(Recorded data)
┌──
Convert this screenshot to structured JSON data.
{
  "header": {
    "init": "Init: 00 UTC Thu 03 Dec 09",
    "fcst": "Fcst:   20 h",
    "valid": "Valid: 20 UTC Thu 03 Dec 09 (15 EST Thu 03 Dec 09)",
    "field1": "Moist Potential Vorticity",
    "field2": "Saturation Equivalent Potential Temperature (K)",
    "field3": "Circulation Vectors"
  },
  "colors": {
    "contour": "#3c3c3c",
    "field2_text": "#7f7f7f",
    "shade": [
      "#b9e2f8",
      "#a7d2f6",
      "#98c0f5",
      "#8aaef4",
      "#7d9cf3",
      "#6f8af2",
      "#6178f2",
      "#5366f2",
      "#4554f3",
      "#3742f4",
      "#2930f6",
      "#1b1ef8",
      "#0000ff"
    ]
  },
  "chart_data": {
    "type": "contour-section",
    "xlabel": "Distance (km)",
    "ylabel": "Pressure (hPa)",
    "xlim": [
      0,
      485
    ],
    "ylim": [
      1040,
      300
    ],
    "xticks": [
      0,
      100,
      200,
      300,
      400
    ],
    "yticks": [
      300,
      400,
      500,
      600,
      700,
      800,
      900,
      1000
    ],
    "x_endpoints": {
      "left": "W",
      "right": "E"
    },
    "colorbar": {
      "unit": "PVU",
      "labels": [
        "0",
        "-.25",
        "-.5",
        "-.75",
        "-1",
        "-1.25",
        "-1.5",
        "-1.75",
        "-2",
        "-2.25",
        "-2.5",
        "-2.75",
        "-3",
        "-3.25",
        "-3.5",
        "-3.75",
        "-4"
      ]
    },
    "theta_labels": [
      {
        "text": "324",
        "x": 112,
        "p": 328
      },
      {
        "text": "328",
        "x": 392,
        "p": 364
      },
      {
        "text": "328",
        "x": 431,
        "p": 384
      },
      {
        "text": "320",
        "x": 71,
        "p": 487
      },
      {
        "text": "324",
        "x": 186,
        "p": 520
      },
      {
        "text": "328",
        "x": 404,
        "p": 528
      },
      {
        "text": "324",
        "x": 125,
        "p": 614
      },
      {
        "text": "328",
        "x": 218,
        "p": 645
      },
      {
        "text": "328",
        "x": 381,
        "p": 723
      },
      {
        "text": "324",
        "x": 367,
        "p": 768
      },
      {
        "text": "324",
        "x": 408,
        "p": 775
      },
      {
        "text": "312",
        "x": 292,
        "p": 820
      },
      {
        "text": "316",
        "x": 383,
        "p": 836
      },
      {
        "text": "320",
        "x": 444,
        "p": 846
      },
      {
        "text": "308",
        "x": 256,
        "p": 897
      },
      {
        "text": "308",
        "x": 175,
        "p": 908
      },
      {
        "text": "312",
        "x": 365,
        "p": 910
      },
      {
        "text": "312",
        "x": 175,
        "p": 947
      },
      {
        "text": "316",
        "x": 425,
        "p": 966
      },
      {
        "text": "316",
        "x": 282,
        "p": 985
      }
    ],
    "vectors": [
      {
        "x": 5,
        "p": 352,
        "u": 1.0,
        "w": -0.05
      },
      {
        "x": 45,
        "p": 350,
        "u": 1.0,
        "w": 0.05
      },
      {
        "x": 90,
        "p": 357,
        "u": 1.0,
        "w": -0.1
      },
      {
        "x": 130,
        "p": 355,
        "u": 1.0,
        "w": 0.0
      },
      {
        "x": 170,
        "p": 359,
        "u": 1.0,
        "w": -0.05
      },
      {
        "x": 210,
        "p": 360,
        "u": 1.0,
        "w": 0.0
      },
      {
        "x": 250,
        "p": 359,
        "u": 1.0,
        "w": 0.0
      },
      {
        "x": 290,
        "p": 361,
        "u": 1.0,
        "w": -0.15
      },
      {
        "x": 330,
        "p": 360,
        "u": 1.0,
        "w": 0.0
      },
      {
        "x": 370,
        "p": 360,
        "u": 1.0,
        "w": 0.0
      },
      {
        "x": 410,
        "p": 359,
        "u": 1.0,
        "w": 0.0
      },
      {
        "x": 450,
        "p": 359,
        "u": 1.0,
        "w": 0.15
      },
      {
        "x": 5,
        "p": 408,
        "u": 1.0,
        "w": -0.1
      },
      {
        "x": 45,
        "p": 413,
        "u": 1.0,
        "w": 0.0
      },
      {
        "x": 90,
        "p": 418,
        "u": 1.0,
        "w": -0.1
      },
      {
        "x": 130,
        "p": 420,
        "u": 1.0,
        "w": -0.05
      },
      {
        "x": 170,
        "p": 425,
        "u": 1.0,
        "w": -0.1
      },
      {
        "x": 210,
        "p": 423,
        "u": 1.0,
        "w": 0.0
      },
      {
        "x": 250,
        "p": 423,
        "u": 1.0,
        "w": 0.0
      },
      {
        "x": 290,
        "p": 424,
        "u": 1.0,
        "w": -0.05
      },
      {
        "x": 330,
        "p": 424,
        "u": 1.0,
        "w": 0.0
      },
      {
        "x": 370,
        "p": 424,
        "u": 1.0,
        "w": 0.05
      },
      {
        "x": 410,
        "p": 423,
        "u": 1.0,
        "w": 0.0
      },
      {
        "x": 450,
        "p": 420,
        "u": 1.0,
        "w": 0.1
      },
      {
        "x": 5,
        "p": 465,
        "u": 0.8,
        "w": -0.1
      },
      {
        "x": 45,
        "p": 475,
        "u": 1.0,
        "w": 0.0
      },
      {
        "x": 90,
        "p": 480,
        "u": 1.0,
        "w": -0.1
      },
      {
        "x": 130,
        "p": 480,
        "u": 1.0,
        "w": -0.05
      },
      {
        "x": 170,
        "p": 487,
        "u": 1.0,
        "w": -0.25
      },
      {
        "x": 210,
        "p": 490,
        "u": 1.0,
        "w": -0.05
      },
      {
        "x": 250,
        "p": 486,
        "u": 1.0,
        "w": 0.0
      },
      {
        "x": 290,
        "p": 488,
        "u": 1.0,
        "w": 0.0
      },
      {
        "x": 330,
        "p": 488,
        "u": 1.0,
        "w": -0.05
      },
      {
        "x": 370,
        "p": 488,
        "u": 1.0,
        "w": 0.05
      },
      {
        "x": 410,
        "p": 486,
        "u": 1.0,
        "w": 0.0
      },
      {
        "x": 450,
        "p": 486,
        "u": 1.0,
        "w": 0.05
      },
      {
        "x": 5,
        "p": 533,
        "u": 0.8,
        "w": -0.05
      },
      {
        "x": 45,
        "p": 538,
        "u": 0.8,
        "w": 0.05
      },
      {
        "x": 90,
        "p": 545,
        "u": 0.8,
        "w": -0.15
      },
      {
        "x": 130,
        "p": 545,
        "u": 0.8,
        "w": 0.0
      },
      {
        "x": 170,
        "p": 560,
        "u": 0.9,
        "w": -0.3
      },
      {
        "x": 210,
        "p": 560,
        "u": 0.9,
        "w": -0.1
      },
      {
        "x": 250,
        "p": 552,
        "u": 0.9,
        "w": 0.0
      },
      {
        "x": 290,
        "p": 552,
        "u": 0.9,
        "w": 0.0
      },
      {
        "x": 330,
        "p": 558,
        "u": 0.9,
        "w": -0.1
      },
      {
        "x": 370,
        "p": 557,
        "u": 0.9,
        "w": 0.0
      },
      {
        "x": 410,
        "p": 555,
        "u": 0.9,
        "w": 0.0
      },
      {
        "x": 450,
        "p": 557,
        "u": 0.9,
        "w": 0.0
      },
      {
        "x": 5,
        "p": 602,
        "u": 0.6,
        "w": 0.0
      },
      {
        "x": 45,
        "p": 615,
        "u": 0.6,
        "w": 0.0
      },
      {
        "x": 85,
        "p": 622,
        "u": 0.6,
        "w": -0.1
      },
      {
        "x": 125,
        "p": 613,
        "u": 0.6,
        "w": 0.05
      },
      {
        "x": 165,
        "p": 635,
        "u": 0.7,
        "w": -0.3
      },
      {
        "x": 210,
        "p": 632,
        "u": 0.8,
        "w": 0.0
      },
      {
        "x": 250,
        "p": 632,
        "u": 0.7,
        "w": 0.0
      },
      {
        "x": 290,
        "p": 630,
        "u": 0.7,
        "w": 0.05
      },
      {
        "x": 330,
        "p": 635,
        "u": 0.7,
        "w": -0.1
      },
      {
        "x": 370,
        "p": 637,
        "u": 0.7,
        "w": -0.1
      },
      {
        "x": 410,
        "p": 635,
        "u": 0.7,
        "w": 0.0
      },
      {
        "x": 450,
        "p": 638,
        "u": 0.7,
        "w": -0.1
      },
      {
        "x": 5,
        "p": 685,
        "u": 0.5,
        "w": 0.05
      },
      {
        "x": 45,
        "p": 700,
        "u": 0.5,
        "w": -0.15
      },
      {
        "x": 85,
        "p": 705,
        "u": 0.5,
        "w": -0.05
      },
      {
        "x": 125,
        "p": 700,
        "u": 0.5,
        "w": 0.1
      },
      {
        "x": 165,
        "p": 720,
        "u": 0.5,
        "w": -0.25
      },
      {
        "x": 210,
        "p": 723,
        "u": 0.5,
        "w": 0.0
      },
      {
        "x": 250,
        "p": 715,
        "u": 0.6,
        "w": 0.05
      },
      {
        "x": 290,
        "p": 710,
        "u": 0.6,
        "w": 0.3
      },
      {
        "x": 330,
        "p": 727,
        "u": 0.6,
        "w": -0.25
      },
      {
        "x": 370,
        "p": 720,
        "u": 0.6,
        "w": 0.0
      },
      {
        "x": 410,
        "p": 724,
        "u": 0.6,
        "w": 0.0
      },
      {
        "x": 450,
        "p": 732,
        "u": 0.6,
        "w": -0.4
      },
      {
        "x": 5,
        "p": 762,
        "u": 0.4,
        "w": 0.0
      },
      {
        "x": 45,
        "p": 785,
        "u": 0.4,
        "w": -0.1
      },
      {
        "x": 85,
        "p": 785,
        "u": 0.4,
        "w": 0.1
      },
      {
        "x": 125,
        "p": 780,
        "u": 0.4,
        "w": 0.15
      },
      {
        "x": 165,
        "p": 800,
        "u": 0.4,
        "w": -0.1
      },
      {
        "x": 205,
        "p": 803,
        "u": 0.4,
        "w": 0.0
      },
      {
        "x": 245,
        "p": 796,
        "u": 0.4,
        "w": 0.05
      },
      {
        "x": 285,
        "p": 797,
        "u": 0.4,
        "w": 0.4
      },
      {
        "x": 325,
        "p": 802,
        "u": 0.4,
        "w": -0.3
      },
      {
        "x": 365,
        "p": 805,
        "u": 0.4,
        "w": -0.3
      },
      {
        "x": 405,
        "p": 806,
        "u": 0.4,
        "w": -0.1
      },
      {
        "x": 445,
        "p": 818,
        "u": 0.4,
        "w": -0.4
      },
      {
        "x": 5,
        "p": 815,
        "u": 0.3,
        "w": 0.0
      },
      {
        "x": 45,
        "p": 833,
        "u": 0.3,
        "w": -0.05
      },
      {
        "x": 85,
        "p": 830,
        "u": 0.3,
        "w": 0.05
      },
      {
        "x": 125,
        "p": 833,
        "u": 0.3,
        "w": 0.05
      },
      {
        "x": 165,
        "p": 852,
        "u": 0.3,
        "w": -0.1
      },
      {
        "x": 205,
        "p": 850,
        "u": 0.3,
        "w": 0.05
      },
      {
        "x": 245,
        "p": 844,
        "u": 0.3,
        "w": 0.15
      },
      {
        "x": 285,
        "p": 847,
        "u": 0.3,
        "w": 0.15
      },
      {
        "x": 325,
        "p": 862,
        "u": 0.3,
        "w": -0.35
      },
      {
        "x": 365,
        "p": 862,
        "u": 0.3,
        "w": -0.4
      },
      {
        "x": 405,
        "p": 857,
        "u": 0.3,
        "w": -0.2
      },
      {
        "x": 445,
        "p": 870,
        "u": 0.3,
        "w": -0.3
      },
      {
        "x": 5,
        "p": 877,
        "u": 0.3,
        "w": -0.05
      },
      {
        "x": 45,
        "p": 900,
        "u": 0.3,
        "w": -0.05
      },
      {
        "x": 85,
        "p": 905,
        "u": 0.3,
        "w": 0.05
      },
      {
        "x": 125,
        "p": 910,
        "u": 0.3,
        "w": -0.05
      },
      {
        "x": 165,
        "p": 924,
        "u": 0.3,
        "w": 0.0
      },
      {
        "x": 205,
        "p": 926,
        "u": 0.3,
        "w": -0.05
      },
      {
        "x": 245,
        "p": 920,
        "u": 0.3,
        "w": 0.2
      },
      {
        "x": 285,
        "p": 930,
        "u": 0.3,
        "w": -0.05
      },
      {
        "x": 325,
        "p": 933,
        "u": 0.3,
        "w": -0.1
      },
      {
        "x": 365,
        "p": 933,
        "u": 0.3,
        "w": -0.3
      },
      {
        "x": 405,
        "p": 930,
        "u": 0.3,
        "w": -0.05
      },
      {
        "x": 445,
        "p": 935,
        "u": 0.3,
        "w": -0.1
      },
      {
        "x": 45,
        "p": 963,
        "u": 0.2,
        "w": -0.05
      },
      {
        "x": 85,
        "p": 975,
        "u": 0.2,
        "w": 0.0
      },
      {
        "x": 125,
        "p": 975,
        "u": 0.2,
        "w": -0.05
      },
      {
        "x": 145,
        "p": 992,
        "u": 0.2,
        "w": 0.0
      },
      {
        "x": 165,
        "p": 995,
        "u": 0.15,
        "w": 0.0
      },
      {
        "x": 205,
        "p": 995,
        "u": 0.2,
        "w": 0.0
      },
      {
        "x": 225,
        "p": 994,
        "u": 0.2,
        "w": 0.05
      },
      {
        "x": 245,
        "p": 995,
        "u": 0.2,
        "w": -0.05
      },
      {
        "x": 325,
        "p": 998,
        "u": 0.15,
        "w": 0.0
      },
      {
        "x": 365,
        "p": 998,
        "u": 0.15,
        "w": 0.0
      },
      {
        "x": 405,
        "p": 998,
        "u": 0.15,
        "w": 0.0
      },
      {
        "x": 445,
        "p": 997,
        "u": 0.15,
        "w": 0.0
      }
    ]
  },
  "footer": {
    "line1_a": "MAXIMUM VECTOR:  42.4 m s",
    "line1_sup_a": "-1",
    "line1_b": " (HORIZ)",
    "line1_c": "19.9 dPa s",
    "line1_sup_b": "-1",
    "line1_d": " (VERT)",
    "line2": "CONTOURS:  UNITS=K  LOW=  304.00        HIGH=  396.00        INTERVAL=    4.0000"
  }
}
└──
PROBLEM TO SOLVE
Identify the lines in the entries that hold "Potential" and return each one.

SOLUTION FOR THIS PROBLEM
    "field1": "Moist Potential Vorticity",
    "field2": "Saturation Equivalent Potential Temperature (K)",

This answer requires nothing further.